◆ OBJECTIVE ◆
Transcribe the records below exactly as they appear.

◆ DATA SHOWN ◆

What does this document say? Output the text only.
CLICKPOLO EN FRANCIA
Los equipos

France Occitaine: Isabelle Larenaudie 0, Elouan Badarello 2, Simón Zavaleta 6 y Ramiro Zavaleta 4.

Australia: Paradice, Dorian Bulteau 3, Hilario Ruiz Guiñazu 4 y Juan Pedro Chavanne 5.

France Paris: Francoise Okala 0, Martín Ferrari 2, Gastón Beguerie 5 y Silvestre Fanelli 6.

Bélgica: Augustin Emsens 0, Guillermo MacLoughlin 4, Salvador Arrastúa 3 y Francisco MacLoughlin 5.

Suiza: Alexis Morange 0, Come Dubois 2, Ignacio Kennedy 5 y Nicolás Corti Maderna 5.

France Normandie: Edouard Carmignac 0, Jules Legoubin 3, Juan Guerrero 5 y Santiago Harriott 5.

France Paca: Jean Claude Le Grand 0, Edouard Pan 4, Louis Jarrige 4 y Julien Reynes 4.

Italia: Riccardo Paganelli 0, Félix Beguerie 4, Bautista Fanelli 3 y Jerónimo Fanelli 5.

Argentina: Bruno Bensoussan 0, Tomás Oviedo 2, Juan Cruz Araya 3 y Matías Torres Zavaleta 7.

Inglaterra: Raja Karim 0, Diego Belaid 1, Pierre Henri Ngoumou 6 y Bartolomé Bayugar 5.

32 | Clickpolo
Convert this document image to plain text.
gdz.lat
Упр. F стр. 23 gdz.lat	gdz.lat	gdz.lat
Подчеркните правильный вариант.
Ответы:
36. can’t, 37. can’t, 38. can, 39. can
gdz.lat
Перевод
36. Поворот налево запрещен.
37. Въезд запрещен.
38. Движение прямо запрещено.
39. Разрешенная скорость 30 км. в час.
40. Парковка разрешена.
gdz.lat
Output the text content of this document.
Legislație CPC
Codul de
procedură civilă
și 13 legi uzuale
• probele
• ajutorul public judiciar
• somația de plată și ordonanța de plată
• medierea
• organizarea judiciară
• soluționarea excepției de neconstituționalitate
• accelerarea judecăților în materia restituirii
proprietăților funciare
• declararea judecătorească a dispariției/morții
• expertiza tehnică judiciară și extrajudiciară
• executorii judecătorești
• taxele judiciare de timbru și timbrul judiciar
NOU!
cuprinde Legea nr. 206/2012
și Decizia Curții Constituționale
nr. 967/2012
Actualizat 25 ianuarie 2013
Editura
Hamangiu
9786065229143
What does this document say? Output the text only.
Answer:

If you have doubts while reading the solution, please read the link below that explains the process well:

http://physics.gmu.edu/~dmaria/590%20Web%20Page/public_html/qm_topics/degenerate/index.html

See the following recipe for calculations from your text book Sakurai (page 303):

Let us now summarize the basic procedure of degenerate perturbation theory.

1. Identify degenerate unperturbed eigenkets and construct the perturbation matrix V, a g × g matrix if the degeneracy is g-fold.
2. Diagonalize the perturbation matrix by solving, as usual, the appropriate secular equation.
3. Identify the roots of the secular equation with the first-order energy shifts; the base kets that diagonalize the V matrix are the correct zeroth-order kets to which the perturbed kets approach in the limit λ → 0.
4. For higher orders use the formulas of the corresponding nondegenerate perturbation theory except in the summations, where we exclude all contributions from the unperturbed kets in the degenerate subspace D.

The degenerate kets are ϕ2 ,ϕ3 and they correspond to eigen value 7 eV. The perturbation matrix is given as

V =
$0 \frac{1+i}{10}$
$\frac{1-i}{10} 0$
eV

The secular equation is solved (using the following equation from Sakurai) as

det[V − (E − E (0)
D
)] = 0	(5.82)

◆ OUTPUT FOR THIS EXERCISE ◆
What does this document say? Output the text only.
CLICKPOLO EN FRANCIA
Los equipos

France Occitaine: Isabelle Larenaudie 0, Elouan Badarello 2, Simón Zavaleta 6 y Ramiro Zavaleta 4.

Australia: Paradice, Dorian Bulteau 3, Hilario Ruiz Guiñazu 4 y Juan Pedro Chavanne 5.

France Paris: Francoise Okala 0, Martín Ferrari 2, Gastón Beguerie 5 y Silvestre Fanelli 6.

Bélgica: Augustin Emsens 0, Guillermo MacLoughlin 4, Salvador Arrastúa 3 y Francisco MacLoughlin 5.

Suiza: Alexis Morange 0, Come Dubois 2, Ignacio Kennedy 5 y Nicolás Corti Maderna 5.

France Normandie: Edouard Carmignac 0, Jules Legoubin 3, Juan Guerrero 5 y Santiago Harriott 5.

France Paca: Jean Claude Le Grand 0, Edouard Pan 4, Louis Jarrige 4 y Julien Reynes 4.

Italia: Riccardo Paganelli 0, Félix Beguerie 4, Bautista Fanelli 3 y Jerónimo Fanelli 5.

Argentina: Bruno Bensoussan 0, Tomás Oviedo 2, Juan Cruz Araya 3 y Matías Torres Zavaleta 7.

Inglaterra: Raja Karim 0, Diego Belaid 1, Pierre Henri Ngoumou 6 y Bartolomé Bayugar 5.

32 | Clickpolo
Convert this document image to plain text.
gdz.lat
Упр. F стр. 23 gdz.lat	gdz.lat	gdz.lat
Подчеркните правильный вариант.
Ответы:
36. can’t, 37. can’t, 38. can, 39. can
gdz.lat
Перевод
36. Поворот налево запрещен.
37. Въезд запрещен.
38. Движение прямо запрещено.
39. Разрешенная скорость 30 км. в час.
40. Парковка разрешена.
gdz.lat
Output the text content of this document.
Legislație CPC
Codul de
procedură civilă
și 13 legi uzuale
• probele
• ajutorul public judiciar
• somația de plată și ordonanța de plată
• medierea
• organizarea judiciară
• soluționarea excepției de neconstituționalitate
• accelerarea judecăților în materia restituirii
proprietăților funciare
• declararea judecătorească a dispariției/morții
• expertiza tehnică judiciară și extrajudiciară
• executorii judecătorești
• taxele judiciare de timbru și timbrul judiciar
NOU!
cuprinde Legea nr. 206/2012
și Decizia Curții Constituționale
nr. 967/2012
Actualizat 25 ianuarie 2013
Editura
Hamangiu
9786065229143
What does this document say? Output the text only.
Answer:

If you have doubts while reading the solution, please read the link below that explains the process well:

http://physics.gmu.edu/~dmaria/590%20Web%20Page/public_html/qm_topics/degenerate/index.html

See the following recipe for calculations from your text book Sakurai (page 303):

Let us now summarize the basic procedure of degenerate perturbation theory.

1. Identify degenerate unperturbed eigenkets and construct the perturbation matrix V, a g × g matrix if the degeneracy is g-fold.
2. Diagonalize the perturbation matrix by solving, as usual, the appropriate secular equation.
3. Identify the roots of the secular equation with the first-order energy shifts; the base kets that diagonalize the V matrix are the correct zeroth-order kets to which the perturbed kets approach in the limit λ → 0.
4. For higher orders use the formulas of the corresponding nondegenerate perturbation theory except in the summations, where we exclude all contributions from the unperturbed kets in the degenerate subspace D.

The degenerate kets are ϕ2 ,ϕ3 and they correspond to eigen value 7 eV. The perturbation matrix is given as

V =
$0 \frac{1+i}{10}$
$\frac{1-i}{10} 0$
eV

The secular equation is solved (using the following equation from Sakurai) as

det[V − (E − E (0)
D
)] = 0	(5.82)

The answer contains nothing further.